### Exercise details
In the entries below, find every line holding the string "génitale" and collect it.

### Records shown
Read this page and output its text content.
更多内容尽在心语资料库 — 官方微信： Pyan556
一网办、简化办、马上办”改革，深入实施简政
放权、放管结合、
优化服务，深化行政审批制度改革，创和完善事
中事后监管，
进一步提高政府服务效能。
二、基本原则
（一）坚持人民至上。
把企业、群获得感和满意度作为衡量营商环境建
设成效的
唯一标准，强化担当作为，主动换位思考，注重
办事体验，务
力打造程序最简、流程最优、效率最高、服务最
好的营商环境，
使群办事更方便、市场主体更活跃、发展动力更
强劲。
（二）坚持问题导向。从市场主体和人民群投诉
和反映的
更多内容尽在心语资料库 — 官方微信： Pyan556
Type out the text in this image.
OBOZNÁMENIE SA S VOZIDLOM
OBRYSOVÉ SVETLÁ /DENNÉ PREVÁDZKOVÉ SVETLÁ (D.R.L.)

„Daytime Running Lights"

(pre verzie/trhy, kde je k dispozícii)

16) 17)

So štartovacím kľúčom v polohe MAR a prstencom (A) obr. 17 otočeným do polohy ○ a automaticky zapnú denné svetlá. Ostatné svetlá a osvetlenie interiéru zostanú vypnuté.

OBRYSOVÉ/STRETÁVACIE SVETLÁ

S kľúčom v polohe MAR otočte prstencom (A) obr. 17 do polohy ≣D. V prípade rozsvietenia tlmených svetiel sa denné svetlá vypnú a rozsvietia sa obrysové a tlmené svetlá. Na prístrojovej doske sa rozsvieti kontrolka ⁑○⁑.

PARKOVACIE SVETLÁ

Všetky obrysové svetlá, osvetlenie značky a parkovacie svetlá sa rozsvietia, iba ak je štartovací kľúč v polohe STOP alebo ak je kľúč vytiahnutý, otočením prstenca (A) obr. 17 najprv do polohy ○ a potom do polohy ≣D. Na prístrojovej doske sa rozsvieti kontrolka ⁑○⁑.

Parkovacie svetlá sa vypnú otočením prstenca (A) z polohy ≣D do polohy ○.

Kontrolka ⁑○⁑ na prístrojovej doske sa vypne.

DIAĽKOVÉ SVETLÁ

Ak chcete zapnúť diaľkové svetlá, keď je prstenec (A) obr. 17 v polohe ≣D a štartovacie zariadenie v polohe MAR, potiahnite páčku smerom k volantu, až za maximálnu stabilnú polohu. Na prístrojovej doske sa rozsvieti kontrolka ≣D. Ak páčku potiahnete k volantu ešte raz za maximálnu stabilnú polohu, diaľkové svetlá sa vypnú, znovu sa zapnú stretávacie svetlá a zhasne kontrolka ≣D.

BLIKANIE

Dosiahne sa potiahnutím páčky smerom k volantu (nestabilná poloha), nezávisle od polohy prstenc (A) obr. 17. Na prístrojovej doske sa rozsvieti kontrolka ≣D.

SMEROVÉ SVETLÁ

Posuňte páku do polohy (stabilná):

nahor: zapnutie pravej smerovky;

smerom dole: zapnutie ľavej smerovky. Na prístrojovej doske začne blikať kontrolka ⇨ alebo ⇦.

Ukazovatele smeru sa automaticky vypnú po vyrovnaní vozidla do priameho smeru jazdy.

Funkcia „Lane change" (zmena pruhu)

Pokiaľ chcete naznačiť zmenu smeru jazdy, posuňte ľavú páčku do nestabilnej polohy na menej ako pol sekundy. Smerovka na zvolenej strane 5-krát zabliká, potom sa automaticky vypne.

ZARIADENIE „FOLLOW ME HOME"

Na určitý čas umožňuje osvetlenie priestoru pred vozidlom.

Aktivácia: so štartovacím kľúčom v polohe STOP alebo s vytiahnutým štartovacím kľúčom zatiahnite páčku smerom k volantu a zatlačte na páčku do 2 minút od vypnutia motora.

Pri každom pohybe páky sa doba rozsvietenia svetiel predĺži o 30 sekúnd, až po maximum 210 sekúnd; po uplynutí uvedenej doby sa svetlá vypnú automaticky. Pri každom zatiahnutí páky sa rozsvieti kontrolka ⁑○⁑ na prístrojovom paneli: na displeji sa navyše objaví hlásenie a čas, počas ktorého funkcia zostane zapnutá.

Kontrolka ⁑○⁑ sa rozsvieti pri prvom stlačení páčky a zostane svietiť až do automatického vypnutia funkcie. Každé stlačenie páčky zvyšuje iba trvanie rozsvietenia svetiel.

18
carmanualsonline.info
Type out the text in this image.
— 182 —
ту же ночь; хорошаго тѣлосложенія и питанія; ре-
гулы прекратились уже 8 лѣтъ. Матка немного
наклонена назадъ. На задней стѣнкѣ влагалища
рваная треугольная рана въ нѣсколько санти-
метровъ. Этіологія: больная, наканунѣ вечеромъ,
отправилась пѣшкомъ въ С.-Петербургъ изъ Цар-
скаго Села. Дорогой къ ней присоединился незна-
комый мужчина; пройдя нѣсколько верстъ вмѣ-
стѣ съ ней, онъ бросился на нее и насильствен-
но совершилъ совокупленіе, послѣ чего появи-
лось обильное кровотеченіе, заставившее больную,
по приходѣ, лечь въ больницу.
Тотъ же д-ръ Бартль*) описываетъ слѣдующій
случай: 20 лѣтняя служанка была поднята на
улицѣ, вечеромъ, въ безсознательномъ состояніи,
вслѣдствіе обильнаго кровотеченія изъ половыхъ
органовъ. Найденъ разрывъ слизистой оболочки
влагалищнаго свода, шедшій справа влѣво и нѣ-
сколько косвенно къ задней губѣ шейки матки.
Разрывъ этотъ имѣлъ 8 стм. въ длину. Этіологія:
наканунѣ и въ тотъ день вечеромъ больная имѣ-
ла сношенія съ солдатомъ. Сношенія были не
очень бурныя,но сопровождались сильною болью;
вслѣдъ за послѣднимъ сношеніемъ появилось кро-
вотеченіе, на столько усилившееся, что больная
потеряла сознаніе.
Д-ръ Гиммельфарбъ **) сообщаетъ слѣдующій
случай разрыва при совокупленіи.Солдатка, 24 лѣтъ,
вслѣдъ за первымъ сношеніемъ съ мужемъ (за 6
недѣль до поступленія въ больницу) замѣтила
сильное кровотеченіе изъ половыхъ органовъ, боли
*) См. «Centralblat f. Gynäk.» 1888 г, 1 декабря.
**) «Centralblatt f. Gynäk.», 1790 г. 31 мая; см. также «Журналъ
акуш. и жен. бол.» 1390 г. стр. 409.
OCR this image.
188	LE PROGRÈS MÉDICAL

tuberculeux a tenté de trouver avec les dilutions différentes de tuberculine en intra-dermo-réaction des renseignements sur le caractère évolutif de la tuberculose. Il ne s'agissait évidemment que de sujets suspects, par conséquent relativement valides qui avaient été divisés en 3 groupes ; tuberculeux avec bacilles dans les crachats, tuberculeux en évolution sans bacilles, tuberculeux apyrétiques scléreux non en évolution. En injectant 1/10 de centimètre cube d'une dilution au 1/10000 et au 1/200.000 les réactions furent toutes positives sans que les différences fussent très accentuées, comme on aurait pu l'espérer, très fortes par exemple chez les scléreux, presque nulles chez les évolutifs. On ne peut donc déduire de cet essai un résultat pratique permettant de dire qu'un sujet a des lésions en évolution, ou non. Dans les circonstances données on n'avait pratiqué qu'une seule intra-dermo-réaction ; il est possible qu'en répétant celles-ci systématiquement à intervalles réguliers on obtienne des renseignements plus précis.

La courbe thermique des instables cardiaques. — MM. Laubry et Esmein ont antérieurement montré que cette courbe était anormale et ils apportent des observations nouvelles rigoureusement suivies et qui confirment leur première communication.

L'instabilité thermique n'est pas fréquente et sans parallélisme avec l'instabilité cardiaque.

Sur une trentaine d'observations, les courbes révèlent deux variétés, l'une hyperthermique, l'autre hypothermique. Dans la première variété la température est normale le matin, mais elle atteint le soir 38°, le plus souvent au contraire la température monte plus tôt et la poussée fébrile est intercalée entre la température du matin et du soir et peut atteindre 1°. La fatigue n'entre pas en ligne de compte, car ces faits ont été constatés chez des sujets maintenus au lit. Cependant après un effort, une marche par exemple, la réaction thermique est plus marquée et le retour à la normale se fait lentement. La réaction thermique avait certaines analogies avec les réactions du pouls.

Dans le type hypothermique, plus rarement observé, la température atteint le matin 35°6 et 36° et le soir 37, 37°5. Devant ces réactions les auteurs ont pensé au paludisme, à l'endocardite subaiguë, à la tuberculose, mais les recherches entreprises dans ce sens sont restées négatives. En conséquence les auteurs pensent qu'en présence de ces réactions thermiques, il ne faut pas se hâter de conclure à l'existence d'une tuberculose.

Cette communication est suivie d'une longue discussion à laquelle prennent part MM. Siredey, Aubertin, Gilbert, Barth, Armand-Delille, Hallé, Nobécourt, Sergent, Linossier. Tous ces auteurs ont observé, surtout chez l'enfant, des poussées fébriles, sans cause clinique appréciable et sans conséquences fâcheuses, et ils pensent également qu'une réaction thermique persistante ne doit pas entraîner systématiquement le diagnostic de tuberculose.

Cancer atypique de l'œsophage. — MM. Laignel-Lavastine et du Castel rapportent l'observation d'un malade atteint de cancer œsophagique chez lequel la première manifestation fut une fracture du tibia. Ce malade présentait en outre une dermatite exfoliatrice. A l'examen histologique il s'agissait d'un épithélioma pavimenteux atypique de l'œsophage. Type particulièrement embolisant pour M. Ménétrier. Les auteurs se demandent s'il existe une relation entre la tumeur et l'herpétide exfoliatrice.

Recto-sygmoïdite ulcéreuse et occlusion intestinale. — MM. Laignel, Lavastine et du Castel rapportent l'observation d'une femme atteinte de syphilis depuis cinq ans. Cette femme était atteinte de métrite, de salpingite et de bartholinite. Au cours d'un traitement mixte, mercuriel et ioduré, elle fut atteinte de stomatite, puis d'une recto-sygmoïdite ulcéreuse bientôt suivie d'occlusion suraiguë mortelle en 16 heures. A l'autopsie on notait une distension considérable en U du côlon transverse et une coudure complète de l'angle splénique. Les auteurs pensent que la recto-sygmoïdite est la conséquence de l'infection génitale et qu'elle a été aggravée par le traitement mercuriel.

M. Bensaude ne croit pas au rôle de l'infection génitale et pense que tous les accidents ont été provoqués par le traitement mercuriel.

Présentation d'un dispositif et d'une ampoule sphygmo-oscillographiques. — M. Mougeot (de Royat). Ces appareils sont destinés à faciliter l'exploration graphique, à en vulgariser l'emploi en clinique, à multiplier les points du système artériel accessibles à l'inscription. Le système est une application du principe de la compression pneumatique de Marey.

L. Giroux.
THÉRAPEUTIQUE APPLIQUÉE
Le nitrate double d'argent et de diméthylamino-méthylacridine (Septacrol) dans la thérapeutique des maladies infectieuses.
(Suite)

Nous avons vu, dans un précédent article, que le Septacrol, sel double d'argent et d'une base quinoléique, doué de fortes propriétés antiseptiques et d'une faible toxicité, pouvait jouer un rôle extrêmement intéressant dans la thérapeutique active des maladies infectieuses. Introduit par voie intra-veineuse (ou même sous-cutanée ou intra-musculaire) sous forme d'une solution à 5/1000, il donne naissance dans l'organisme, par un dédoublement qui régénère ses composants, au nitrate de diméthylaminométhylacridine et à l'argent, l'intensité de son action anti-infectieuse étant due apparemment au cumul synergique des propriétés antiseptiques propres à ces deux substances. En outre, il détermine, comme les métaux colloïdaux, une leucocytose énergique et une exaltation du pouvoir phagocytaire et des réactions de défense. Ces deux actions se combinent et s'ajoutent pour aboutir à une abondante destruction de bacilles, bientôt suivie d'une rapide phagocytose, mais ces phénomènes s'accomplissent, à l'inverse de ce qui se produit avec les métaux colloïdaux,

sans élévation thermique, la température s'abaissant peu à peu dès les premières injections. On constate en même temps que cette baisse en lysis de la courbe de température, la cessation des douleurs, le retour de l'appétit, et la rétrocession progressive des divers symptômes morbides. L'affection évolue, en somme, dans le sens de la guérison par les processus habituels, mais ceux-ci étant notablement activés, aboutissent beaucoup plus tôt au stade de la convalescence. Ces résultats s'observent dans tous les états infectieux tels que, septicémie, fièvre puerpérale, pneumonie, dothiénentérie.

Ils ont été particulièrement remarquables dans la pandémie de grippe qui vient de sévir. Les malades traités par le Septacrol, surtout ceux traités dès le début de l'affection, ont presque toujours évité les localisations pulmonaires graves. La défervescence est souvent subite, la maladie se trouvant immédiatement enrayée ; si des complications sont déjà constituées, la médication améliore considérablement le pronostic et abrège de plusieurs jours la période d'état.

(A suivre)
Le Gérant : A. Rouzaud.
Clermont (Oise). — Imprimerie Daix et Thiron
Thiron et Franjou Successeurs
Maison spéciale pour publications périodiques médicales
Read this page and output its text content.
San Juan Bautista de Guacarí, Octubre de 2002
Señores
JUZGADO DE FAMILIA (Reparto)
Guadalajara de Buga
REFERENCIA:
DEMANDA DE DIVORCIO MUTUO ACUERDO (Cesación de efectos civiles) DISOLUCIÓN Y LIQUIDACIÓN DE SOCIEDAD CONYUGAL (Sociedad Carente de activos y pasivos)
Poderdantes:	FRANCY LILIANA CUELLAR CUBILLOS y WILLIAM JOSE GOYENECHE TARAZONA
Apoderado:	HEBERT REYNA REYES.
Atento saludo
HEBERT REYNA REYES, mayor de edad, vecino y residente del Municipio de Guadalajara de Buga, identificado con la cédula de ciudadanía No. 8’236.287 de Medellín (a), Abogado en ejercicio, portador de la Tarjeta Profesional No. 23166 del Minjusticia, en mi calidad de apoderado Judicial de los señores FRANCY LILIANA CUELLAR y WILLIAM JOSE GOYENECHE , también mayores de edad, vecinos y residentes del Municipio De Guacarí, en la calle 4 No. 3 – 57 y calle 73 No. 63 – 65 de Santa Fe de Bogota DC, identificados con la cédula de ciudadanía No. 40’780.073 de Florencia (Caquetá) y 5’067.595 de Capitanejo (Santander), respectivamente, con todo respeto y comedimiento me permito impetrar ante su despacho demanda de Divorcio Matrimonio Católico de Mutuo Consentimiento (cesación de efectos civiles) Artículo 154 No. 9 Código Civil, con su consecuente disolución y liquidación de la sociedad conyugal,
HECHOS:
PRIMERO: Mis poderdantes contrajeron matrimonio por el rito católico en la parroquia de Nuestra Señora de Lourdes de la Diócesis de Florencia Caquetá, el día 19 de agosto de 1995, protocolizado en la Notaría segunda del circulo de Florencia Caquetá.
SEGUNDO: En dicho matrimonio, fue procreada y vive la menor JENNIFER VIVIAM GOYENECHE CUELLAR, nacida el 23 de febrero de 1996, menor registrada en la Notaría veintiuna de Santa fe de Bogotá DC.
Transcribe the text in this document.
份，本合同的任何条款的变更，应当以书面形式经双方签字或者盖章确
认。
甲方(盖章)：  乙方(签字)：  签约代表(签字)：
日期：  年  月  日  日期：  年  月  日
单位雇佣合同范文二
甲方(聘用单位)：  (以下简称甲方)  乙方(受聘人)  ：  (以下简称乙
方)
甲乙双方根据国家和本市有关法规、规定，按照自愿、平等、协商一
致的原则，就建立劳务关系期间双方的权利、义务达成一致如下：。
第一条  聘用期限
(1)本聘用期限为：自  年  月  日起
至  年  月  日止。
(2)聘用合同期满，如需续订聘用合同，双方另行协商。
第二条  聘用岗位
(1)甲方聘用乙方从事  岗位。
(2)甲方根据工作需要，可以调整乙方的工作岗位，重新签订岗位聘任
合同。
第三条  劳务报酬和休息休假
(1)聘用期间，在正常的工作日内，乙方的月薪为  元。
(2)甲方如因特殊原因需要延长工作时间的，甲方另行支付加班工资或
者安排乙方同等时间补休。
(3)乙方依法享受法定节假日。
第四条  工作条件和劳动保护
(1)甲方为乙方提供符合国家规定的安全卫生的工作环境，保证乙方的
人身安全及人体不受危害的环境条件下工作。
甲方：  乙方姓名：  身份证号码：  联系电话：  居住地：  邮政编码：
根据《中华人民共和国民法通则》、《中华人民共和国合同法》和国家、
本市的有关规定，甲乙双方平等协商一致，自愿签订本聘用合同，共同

### Complete response
Recto-sygmoïdite ulcéreuse et occlusion intestinale. — MM. Laignel, Lavastine et du Castel rapportent l'observation d'une femme atteinte de syphilis depuis cinq ans. Cette femme était atteinte de métrite, de salpingite et de bartholinite. Au cours d'un traitement mixte, mercuriel et ioduré, elle fut atteinte de stomatite, puis d'une recto-sygmoïdite ulcéreuse bientôt suivie d'occlusion suraiguë mortelle en 16 heures. A l'autopsie on notait une distension considérable en U du côlon transverse et une coudure complète de l'angle splénique. Les auteurs pensent que la recto-sygmoïdite est la conséquence de l'infection génitale et qu'elle a été aggravée par le traitement mercuriel.
M. Bensaude ne croit pas au rôle de l'infection génitale et pense que tous les accidents ont été provoqués par le traitement mercuriel.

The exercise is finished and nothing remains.